Exercise requirements.
Without including any images, reproduce each entry exactly.

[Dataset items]
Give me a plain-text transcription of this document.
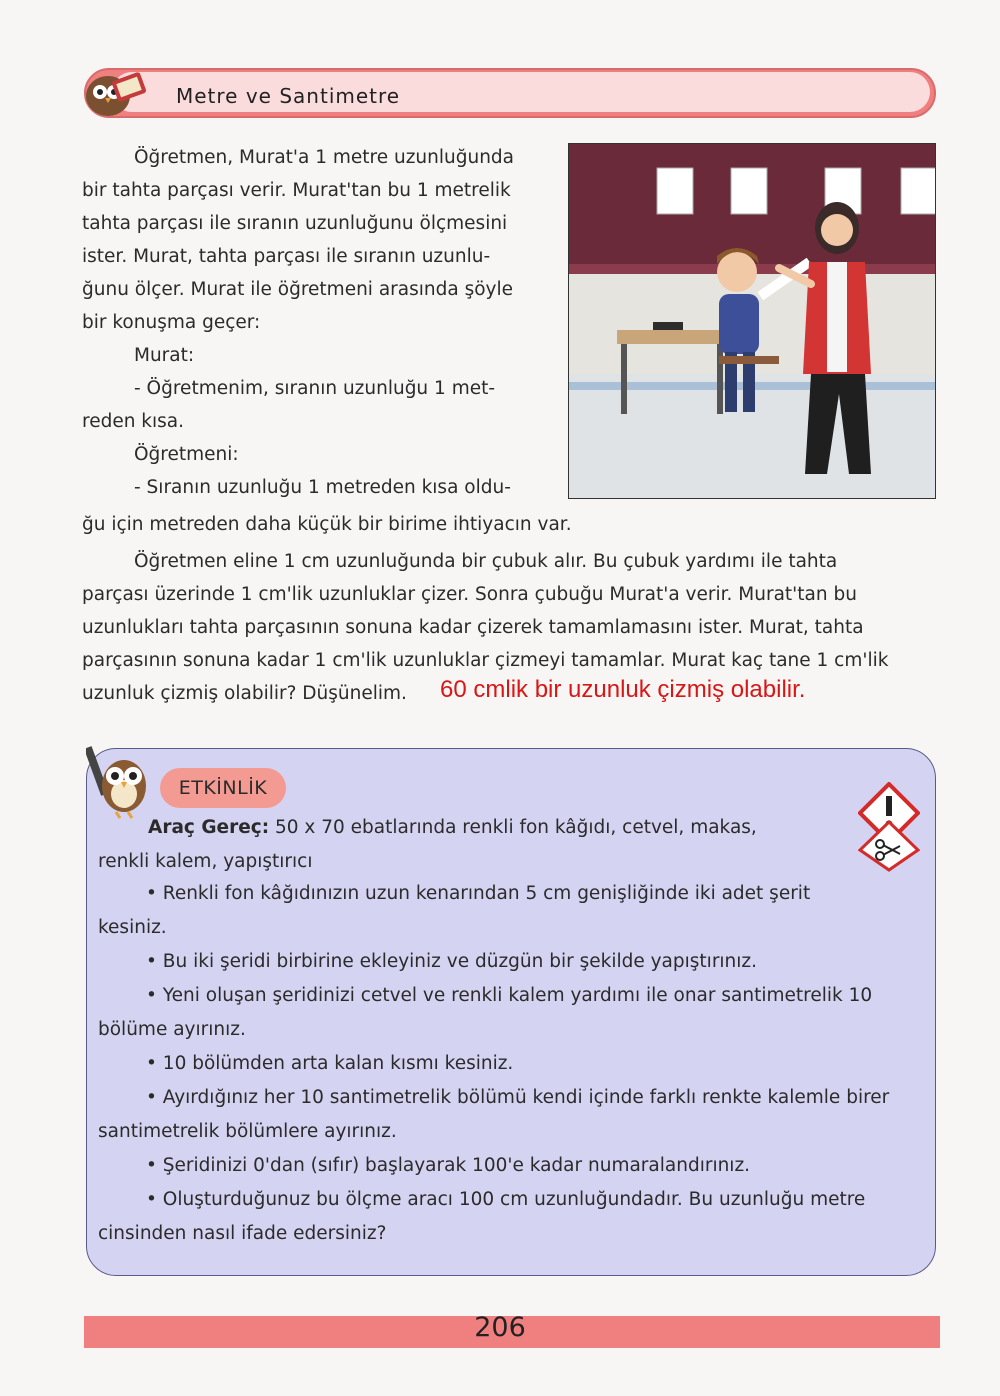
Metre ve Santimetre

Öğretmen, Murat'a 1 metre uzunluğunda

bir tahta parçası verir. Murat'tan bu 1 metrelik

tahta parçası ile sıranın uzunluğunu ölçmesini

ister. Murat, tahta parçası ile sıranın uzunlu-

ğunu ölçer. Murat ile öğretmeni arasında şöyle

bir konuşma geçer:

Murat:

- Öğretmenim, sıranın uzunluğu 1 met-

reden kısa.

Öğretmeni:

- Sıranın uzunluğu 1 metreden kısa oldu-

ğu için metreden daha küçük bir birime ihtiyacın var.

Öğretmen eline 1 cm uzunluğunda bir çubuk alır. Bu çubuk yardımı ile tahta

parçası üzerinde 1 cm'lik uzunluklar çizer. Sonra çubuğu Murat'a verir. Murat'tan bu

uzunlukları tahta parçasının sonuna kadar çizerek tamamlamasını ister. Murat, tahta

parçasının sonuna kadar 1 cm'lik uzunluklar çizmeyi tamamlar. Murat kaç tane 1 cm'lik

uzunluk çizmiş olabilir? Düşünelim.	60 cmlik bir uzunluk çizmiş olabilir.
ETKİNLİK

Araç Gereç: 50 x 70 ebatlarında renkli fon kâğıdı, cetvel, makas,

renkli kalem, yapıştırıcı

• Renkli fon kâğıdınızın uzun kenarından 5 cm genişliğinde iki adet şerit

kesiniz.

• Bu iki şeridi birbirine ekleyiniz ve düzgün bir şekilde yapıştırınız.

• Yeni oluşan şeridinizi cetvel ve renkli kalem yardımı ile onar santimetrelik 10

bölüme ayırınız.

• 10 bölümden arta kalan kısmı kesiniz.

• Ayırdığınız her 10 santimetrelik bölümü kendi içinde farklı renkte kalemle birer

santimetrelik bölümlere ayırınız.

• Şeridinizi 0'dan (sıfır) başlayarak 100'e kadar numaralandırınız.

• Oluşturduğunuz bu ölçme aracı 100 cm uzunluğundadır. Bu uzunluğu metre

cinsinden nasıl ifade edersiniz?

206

Task solution.
Give me a plain-text transcription of this document.
Metre ve Santimetre

Öğretmen, Murat'a 1 metre uzunluğunda

bir tahta parçası verir. Murat'tan bu 1 metrelik

tahta parçası ile sıranın uzunluğunu ölçmesini

ister. Murat, tahta parçası ile sıranın uzunlu-

ğunu ölçer. Murat ile öğretmeni arasında şöyle

bir konuşma geçer:

Murat:

- Öğretmenim, sıranın uzunluğu 1 met-

reden kısa.

Öğretmeni:

- Sıranın uzunluğu 1 metreden kısa oldu-

ğu için metreden daha küçük bir birime ihtiyacın var.

Öğretmen eline 1 cm uzunluğunda bir çubuk alır. Bu çubuk yardımı ile tahta

parçası üzerinde 1 cm'lik uzunluklar çizer. Sonra çubuğu Murat'a verir. Murat'tan bu

uzunlukları tahta parçasının sonuna kadar çizerek tamamlamasını ister. Murat, tahta

parçasının sonuna kadar 1 cm'lik uzunluklar çizmeyi tamamlar. Murat kaç tane 1 cm'lik

uzunluk çizmiş olabilir? Düşünelim.	60 cmlik bir uzunluk çizmiş olabilir.
ETKİNLİK

Araç Gereç: 50 x 70 ebatlarında renkli fon kâğıdı, cetvel, makas,

renkli kalem, yapıştırıcı

• Renkli fon kâğıdınızın uzun kenarından 5 cm genişliğinde iki adet şerit

kesiniz.

• Bu iki şeridi birbirine ekleyiniz ve düzgün bir şekilde yapıştırınız.

• Yeni oluşan şeridinizi cetvel ve renkli kalem yardımı ile onar santimetrelik 10

bölüme ayırınız.

• 10 bölümden arta kalan kısmı kesiniz.

• Ayırdığınız her 10 santimetrelik bölümü kendi içinde farklı renkte kalemle birer

santimetrelik bölümlere ayırınız.

• Şeridinizi 0'dan (sıfır) başlayarak 100'e kadar numaralandırınız.

• Oluşturduğunuz bu ölçme aracı 100 cm uzunluğundadır. Bu uzunluğu metre

cinsinden nasıl ifade edersiniz?

206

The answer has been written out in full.